Pull every line holding the string "zimp" from the records below.

§ §

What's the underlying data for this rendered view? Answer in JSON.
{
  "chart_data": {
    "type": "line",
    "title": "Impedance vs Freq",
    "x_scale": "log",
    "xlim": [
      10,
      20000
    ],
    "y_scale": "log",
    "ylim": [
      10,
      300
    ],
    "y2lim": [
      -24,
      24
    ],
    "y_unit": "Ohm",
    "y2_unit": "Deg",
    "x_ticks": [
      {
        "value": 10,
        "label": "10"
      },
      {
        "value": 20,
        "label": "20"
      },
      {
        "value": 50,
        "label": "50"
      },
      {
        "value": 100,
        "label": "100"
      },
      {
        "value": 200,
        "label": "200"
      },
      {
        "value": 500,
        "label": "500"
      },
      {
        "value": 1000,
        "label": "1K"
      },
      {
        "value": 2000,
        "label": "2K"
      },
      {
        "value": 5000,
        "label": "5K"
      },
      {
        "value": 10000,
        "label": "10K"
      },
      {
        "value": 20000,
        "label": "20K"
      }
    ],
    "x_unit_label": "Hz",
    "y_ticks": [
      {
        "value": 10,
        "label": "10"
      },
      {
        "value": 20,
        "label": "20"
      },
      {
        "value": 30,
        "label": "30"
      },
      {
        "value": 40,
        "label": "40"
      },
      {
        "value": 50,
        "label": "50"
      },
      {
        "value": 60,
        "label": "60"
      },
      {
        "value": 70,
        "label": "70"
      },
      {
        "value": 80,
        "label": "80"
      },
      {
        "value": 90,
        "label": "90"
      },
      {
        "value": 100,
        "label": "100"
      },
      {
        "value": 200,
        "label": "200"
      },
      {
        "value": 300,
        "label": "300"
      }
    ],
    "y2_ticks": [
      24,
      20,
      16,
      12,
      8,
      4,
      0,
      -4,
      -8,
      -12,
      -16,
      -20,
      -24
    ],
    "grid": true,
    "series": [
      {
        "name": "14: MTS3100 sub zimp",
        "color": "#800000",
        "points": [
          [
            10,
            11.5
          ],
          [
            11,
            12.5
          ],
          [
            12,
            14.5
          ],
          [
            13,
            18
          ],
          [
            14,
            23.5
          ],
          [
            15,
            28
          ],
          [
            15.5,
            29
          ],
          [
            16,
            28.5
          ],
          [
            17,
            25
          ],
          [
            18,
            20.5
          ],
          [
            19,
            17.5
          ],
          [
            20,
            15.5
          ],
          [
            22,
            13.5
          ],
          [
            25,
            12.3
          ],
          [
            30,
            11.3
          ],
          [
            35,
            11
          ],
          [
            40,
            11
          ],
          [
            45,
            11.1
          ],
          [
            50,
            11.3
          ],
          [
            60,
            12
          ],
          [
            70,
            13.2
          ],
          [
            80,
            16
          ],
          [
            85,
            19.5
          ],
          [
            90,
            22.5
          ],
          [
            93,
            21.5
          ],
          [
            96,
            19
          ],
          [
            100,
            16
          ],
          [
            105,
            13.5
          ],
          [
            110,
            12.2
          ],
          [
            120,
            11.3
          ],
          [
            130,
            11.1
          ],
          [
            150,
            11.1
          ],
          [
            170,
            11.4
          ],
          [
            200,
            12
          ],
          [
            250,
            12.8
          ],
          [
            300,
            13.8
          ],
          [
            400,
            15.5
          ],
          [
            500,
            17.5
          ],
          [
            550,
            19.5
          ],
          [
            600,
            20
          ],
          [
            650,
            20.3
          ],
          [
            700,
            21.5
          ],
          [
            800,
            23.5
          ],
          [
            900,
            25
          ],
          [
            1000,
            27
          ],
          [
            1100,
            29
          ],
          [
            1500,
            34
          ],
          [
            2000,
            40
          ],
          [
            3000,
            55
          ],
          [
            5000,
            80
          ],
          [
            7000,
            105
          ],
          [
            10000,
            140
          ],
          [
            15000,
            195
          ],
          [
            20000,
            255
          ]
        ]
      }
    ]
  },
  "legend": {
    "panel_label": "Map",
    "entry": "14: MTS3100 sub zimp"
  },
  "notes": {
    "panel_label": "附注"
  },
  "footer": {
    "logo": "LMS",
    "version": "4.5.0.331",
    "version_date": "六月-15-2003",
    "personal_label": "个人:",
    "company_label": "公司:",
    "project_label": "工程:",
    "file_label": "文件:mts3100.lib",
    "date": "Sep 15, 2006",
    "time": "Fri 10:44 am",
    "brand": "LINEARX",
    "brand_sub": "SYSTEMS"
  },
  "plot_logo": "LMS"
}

§ §

EXERCISE RESPONSE -
        "name": "14: MTS3100 sub zimp",
    "entry": "14: MTS3100 sub zimp"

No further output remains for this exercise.